* BEGIN Supplied data *

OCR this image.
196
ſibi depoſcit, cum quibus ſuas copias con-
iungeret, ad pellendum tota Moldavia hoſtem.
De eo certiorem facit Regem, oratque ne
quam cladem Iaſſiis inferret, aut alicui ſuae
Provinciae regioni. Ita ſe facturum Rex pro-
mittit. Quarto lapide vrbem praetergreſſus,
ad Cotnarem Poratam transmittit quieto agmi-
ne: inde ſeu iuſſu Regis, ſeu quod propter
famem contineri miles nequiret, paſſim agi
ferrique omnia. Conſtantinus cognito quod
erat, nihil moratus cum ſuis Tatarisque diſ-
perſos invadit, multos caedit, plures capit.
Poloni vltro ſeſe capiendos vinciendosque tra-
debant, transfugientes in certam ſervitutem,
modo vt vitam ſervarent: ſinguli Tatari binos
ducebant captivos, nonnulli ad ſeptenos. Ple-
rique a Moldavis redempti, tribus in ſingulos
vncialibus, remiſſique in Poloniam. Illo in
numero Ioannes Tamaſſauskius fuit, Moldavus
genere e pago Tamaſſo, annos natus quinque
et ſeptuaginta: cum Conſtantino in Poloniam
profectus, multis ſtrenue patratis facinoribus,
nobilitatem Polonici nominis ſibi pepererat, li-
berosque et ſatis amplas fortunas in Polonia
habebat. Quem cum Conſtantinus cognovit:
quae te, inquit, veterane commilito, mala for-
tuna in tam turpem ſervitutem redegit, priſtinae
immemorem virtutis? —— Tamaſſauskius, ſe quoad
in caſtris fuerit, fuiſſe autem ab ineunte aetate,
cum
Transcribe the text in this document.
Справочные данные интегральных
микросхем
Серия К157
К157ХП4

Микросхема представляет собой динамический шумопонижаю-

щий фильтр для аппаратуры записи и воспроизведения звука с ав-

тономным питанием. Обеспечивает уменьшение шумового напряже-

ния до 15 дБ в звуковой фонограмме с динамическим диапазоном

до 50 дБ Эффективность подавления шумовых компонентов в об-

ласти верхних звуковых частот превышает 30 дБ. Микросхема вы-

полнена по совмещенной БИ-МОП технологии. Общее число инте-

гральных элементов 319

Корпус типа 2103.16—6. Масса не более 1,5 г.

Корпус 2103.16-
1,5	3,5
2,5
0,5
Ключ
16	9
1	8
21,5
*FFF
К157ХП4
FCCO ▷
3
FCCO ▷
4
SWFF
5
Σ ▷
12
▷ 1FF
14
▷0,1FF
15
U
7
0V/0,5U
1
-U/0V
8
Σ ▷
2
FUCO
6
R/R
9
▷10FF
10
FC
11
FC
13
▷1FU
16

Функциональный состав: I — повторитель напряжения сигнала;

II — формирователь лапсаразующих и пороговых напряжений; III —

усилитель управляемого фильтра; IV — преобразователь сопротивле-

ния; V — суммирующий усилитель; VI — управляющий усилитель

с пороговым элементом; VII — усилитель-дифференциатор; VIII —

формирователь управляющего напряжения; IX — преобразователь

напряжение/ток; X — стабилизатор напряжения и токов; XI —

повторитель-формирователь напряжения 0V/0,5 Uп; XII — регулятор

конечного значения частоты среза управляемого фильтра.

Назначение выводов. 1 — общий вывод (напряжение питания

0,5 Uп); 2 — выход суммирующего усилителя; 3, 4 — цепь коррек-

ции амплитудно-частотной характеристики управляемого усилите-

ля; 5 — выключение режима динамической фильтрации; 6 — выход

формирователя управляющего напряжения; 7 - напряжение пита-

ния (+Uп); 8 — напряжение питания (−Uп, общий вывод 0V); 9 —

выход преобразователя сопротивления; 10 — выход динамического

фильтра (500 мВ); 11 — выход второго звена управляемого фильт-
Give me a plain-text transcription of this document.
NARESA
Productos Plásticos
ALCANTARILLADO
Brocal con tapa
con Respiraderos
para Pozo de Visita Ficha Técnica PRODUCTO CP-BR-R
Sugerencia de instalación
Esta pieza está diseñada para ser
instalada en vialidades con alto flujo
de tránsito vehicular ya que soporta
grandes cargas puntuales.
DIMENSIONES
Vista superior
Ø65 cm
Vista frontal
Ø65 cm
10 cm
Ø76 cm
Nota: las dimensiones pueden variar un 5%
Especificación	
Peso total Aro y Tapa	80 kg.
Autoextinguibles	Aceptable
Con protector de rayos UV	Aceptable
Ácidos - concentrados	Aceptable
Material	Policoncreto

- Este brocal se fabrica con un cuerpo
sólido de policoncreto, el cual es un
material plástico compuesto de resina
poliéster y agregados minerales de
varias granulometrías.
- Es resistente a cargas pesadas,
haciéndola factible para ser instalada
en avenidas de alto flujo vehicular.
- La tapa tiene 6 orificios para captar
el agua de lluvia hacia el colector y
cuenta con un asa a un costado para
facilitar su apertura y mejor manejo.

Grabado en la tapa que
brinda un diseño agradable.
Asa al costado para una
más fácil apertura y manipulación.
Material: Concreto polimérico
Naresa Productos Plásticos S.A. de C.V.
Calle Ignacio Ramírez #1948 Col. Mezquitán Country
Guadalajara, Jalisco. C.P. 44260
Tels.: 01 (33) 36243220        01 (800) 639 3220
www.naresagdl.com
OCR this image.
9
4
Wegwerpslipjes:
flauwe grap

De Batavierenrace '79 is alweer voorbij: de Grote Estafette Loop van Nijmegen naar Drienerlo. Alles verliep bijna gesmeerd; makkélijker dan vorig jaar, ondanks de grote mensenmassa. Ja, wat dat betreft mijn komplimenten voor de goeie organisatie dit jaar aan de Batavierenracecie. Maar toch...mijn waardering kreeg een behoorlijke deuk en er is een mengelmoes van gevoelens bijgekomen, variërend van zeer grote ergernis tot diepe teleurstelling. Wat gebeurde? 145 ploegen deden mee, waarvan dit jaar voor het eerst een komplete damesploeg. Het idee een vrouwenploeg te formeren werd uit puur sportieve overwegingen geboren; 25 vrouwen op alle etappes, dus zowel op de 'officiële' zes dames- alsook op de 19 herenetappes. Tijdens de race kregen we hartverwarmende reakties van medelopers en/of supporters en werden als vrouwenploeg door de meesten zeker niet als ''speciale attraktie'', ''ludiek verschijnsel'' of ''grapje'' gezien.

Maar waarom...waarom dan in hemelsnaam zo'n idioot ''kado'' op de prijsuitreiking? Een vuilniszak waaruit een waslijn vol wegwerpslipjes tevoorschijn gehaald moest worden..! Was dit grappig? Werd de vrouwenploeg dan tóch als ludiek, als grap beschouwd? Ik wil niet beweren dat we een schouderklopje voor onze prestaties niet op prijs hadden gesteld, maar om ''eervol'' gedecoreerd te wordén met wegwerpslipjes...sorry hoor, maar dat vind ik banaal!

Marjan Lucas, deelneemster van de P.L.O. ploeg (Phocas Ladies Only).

* END Supplied data *

[Goal]: Transcribe the material exactly as it reads.

[Written solution]:
OCR this image.
196
ſibi depoſcit, cum quibus ſuas copias con-
iungeret, ad pellendum tota Moldavia hoſtem.
De eo certiorem facit Regem, oratque ne
quam cladem Iaſſiis inferret, aut alicui ſuae
Provinciae regioni. Ita ſe facturum Rex pro-
mittit. Quarto lapide vrbem praetergreſſus,
ad Cotnarem Poratam transmittit quieto agmi-
ne: inde ſeu iuſſu Regis, ſeu quod propter
famem contineri miles nequiret, paſſim agi
ferrique omnia. Conſtantinus cognito quod
erat, nihil moratus cum ſuis Tatarisque diſ-
perſos invadit, multos caedit, plures capit.
Poloni vltro ſeſe capiendos vinciendosque tra-
debant, transfugientes in certam ſervitutem,
modo vt vitam ſervarent: ſinguli Tatari binos
ducebant captivos, nonnulli ad ſeptenos. Ple-
rique a Moldavis redempti, tribus in ſingulos
vncialibus, remiſſique in Poloniam. Illo in
numero Ioannes Tamaſſauskius fuit, Moldavus
genere e pago Tamaſſo, annos natus quinque
et ſeptuaginta: cum Conſtantino in Poloniam
profectus, multis ſtrenue patratis facinoribus,
nobilitatem Polonici nominis ſibi pepererat, li-
berosque et ſatis amplas fortunas in Polonia
habebat. Quem cum Conſtantinus cognovit:
quae te, inquit, veterane commilito, mala for-
tuna in tam turpem ſervitutem redegit, priſtinae
immemorem virtutis? —— Tamaſſauskius, ſe quoad
in caſtris fuerit, fuiſſe autem ab ineunte aetate,
cum
Transcribe the text in this document.
Справочные данные интегральных
микросхем
Серия К157
К157ХП4

Микросхема представляет собой динамический шумопонижаю-

щий фильтр для аппаратуры записи и воспроизведения звука с ав-

тономным питанием. Обеспечивает уменьшение шумового напряже-

ния до 15 дБ в звуковой фонограмме с динамическим диапазоном

до 50 дБ Эффективность подавления шумовых компонентов в об-

ласти верхних звуковых частот превышает 30 дБ. Микросхема вы-

полнена по совмещенной БИ-МОП технологии. Общее число инте-

гральных элементов 319

Корпус типа 2103.16—6. Масса не более 1,5 г.

Корпус 2103.16-
1,5	3,5
2,5
0,5
Ключ
16	9
1	8
21,5
*FFF
К157ХП4
FCCO ▷
3
FCCO ▷
4
SWFF
5
Σ ▷
12
▷ 1FF
14
▷0,1FF
15
U
7
0V/0,5U
1
-U/0V
8
Σ ▷
2
FUCO
6
R/R
9
▷10FF
10
FC
11
FC
13
▷1FU
16

Функциональный состав: I — повторитель напряжения сигнала;

II — формирователь лапсаразующих и пороговых напряжений; III —

усилитель управляемого фильтра; IV — преобразователь сопротивле-

ния; V — суммирующий усилитель; VI — управляющий усилитель

с пороговым элементом; VII — усилитель-дифференциатор; VIII —

формирователь управляющего напряжения; IX — преобразователь

напряжение/ток; X — стабилизатор напряжения и токов; XI —

повторитель-формирователь напряжения 0V/0,5 Uп; XII — регулятор

конечного значения частоты среза управляемого фильтра.

Назначение выводов. 1 — общий вывод (напряжение питания

0,5 Uп); 2 — выход суммирующего усилителя; 3, 4 — цепь коррек-

ции амплитудно-частотной характеристики управляемого усилите-

ля; 5 — выключение режима динамической фильтрации; 6 — выход

формирователя управляющего напряжения; 7 - напряжение пита-

ния (+Uп); 8 — напряжение питания (−Uп, общий вывод 0V); 9 —

выход преобразователя сопротивления; 10 — выход динамического

фильтра (500 мВ); 11 — выход второго звена управляемого фильт-
Give me a plain-text transcription of this document.
NARESA
Productos Plásticos
ALCANTARILLADO
Brocal con tapa
con Respiraderos
para Pozo de Visita Ficha Técnica PRODUCTO CP-BR-R
Sugerencia de instalación
Esta pieza está diseñada para ser
instalada en vialidades con alto flujo
de tránsito vehicular ya que soporta
grandes cargas puntuales.
DIMENSIONES
Vista superior
Ø65 cm
Vista frontal
Ø65 cm
10 cm
Ø76 cm
Nota: las dimensiones pueden variar un 5%
Especificación	
Peso total Aro y Tapa	80 kg.
Autoextinguibles	Aceptable
Con protector de rayos UV	Aceptable
Ácidos - concentrados	Aceptable
Material	Policoncreto

- Este brocal se fabrica con un cuerpo
sólido de policoncreto, el cual es un
material plástico compuesto de resina
poliéster y agregados minerales de
varias granulometrías.
- Es resistente a cargas pesadas,
haciéndola factible para ser instalada
en avenidas de alto flujo vehicular.
- La tapa tiene 6 orificios para captar
el agua de lluvia hacia el colector y
cuenta con un asa a un costado para
facilitar su apertura y mejor manejo.

Grabado en la tapa que
brinda un diseño agradable.
Asa al costado para una
más fácil apertura y manipulación.
Material: Concreto polimérico
Naresa Productos Plásticos S.A. de C.V.
Calle Ignacio Ramírez #1948 Col. Mezquitán Country
Guadalajara, Jalisco. C.P. 44260
Tels.: 01 (33) 36243220        01 (800) 639 3220
www.naresagdl.com
OCR this image.
9
4
Wegwerpslipjes:
flauwe grap

De Batavierenrace '79 is alweer voorbij: de Grote Estafette Loop van Nijmegen naar Drienerlo. Alles verliep bijna gesmeerd; makkélijker dan vorig jaar, ondanks de grote mensenmassa. Ja, wat dat betreft mijn komplimenten voor de goeie organisatie dit jaar aan de Batavierenracecie. Maar toch...mijn waardering kreeg een behoorlijke deuk en er is een mengelmoes van gevoelens bijgekomen, variërend van zeer grote ergernis tot diepe teleurstelling. Wat gebeurde? 145 ploegen deden mee, waarvan dit jaar voor het eerst een komplete damesploeg. Het idee een vrouwenploeg te formeren werd uit puur sportieve overwegingen geboren; 25 vrouwen op alle etappes, dus zowel op de 'officiële' zes dames- alsook op de 19 herenetappes. Tijdens de race kregen we hartverwarmende reakties van medelopers en/of supporters en werden als vrouwenploeg door de meesten zeker niet als ''speciale attraktie'', ''ludiek verschijnsel'' of ''grapje'' gezien.

Maar waarom...waarom dan in hemelsnaam zo'n idioot ''kado'' op de prijsuitreiking? Een vuilniszak waaruit een waslijn vol wegwerpslipjes tevoorschijn gehaald moest worden..! Was dit grappig? Werd de vrouwenploeg dan tóch als ludiek, als grap beschouwd? Ik wil niet beweren dat we een schouderklopje voor onze prestaties niet op prijs hadden gesteld, maar om ''eervol'' gedecoreerd te wordén met wegwerpslipjes...sorry hoor, maar dat vind ik banaal!

Marjan Lucas, deelneemster van de P.L.O. ploeg (Phocas Ladies Only).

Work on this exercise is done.